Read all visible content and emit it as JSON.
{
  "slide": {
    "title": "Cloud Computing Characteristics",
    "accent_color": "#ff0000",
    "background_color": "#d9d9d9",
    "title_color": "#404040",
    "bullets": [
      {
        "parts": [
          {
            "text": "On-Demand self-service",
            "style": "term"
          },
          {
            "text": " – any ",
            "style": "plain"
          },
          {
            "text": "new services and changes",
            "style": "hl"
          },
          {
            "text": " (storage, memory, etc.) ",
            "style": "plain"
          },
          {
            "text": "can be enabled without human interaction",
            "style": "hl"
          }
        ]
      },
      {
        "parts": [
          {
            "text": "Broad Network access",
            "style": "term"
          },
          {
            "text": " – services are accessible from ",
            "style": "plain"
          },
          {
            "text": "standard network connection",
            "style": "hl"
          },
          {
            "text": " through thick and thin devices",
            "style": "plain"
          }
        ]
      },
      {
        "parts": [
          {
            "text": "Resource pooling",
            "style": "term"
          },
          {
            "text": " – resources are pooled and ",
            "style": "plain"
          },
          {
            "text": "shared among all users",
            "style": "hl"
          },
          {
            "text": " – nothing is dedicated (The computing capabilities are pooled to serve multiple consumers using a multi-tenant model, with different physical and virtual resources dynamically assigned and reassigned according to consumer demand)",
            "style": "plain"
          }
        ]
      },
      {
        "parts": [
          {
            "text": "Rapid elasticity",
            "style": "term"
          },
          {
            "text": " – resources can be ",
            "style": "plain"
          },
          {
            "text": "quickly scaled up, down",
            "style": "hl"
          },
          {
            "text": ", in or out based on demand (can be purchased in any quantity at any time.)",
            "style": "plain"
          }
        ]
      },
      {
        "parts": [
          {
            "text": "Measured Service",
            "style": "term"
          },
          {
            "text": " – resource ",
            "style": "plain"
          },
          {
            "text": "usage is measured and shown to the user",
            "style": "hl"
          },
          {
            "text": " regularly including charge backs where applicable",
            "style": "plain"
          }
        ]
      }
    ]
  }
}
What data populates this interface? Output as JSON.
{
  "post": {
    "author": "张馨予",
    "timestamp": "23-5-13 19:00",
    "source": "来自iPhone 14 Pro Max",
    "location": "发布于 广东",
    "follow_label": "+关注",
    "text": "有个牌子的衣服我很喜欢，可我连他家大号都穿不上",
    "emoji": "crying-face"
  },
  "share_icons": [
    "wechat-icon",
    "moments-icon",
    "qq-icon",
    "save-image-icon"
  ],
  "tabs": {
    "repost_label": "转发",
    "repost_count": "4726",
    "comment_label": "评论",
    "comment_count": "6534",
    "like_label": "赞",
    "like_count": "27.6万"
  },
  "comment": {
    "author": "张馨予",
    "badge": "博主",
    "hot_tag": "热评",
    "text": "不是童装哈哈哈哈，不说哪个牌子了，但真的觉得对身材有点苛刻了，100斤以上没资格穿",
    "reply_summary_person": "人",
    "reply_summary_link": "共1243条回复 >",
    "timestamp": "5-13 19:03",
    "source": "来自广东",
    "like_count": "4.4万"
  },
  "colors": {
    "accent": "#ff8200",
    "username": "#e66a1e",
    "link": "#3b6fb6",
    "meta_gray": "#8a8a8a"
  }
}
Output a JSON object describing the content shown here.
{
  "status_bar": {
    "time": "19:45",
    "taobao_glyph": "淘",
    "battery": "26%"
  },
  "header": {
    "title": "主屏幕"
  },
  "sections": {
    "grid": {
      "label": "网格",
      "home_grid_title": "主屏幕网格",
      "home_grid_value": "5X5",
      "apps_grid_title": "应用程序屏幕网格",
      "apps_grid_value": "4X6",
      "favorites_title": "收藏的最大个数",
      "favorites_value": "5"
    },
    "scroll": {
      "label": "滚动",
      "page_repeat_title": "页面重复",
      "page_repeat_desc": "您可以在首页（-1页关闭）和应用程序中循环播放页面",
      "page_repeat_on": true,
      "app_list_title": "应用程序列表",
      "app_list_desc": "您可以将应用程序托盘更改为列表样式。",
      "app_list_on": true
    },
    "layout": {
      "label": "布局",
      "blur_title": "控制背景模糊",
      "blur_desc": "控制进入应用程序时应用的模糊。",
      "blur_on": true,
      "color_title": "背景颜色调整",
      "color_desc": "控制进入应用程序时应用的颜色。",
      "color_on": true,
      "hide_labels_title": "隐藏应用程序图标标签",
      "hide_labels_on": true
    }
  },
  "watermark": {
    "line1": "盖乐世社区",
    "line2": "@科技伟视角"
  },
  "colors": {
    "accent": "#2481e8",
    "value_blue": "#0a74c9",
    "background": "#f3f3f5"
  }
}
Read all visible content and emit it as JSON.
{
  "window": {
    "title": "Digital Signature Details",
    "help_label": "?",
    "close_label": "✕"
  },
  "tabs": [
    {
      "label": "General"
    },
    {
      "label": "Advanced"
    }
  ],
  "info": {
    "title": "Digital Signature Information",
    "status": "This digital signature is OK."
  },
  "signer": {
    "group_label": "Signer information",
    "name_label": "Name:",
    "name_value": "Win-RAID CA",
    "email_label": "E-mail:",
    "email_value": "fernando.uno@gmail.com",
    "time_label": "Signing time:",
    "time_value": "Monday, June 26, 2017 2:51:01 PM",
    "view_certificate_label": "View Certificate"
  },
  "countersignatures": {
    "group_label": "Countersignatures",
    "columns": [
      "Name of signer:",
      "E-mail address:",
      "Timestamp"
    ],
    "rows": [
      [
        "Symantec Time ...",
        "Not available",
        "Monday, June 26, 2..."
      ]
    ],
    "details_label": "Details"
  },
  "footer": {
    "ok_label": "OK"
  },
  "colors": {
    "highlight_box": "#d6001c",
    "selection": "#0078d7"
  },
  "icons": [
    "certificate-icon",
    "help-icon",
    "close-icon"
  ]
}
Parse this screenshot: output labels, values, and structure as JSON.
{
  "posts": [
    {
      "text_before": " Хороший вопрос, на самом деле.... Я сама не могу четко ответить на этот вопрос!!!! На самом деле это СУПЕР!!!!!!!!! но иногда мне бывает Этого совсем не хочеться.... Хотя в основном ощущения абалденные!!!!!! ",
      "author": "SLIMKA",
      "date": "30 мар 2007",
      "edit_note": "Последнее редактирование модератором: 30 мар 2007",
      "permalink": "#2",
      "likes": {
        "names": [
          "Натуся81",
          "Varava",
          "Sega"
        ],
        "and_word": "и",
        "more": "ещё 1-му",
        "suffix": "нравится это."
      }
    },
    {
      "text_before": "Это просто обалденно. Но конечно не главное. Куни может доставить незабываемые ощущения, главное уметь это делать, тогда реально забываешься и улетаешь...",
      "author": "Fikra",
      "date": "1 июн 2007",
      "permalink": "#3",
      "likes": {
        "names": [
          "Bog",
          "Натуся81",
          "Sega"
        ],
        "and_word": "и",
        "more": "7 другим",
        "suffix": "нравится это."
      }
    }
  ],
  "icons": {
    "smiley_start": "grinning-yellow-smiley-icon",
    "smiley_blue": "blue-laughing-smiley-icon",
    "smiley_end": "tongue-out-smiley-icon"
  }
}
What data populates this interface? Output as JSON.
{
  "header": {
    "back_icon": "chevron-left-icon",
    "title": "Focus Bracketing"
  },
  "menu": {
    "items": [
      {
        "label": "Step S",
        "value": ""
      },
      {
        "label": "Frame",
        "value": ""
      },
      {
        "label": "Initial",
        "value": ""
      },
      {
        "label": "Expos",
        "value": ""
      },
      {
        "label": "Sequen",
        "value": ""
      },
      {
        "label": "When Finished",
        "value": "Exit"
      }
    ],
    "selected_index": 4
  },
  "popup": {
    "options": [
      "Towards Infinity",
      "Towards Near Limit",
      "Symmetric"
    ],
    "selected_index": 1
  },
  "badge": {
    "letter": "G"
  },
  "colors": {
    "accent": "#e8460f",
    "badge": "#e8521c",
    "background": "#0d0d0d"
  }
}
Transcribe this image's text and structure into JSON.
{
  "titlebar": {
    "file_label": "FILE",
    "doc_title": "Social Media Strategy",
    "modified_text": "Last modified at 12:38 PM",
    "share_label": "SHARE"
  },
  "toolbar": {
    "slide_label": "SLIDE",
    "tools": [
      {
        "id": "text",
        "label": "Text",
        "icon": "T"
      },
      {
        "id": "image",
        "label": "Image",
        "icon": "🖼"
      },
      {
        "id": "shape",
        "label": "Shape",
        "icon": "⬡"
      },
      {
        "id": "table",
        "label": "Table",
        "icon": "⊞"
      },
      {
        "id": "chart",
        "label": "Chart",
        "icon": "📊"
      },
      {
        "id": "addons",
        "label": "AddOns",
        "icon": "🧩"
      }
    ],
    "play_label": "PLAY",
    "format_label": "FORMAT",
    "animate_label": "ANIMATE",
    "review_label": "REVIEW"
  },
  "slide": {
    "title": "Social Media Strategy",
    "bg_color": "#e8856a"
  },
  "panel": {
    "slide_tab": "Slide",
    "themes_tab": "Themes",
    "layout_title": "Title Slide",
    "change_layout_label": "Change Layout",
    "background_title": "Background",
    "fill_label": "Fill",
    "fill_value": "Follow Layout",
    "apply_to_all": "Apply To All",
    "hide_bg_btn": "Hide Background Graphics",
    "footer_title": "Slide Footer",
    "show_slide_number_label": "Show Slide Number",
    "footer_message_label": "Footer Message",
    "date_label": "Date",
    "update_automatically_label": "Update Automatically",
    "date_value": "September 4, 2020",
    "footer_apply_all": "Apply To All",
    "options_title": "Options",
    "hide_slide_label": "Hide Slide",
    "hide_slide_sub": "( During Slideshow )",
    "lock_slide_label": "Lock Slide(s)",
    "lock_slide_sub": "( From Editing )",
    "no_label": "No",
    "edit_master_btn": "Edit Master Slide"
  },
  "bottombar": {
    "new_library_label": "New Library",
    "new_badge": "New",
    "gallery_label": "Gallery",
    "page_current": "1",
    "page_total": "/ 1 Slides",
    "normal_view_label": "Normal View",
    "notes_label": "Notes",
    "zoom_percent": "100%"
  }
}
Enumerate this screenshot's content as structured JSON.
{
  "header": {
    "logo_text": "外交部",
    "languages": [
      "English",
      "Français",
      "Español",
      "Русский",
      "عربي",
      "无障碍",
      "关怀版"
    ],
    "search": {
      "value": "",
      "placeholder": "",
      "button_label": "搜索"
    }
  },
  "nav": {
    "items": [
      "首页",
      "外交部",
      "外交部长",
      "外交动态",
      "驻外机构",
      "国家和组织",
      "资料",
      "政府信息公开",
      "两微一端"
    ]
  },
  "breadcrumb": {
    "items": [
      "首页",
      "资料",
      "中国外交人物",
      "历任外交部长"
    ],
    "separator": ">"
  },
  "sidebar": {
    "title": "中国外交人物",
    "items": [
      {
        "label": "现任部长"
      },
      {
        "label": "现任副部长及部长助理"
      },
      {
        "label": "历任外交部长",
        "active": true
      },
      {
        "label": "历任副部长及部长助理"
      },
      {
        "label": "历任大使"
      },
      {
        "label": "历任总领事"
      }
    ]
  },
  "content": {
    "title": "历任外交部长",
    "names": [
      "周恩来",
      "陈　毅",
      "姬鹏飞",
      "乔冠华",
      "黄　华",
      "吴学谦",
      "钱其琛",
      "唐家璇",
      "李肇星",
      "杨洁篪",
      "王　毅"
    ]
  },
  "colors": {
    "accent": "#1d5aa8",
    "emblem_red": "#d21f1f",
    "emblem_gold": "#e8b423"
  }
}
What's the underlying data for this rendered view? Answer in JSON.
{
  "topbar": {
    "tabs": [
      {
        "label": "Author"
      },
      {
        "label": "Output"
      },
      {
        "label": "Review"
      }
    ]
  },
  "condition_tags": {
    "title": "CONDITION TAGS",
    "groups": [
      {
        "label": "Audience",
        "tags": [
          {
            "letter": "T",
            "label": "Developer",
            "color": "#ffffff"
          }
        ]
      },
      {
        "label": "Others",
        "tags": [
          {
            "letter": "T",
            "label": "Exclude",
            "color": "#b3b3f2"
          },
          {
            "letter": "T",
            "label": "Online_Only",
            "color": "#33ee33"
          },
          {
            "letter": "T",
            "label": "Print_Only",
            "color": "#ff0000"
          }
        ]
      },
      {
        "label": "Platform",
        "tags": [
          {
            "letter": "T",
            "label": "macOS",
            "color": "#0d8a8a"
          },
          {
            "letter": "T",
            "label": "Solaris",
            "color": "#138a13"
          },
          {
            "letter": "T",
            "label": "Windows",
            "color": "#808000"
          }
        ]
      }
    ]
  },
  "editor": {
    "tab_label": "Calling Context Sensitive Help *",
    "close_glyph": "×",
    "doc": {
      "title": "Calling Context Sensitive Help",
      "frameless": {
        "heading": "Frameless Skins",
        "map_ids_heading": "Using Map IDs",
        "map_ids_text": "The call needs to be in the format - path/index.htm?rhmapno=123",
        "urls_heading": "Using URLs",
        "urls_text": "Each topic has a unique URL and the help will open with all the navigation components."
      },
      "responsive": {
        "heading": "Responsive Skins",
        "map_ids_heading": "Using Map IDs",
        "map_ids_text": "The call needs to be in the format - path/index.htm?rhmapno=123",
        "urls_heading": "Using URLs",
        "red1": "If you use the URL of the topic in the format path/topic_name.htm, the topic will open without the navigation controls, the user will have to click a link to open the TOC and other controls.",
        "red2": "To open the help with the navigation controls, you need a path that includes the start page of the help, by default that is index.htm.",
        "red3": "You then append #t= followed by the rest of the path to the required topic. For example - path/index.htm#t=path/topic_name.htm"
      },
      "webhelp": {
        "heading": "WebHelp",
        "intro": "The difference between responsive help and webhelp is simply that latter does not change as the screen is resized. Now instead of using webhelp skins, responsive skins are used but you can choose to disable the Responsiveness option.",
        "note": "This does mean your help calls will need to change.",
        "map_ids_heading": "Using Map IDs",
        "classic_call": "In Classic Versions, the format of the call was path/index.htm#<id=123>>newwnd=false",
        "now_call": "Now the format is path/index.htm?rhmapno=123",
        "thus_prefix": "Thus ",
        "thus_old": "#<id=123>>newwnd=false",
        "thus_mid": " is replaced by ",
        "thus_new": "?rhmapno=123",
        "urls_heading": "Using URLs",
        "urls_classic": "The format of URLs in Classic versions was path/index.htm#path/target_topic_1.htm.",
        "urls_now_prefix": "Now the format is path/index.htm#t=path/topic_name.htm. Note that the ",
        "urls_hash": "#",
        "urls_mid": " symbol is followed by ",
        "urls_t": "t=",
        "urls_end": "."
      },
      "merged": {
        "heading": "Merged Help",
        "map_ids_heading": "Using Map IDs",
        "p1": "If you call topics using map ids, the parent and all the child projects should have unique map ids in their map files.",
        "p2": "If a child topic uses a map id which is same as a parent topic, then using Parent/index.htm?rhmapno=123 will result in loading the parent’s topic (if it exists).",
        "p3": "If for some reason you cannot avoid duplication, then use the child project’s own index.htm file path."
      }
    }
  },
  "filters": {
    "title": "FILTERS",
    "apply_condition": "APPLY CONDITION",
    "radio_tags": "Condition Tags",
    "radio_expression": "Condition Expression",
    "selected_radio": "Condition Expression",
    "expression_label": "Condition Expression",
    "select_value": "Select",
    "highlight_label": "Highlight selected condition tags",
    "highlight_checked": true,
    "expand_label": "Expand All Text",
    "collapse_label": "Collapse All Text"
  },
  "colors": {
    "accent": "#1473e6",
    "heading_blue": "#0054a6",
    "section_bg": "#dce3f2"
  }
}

** TO DO **
Pick out, from the lines above, every one that contains the string "Media".

** COMPLETED EXERCISE **
    "doc_title": "Social Media Strategy",
    "title": "Social Media Strategy",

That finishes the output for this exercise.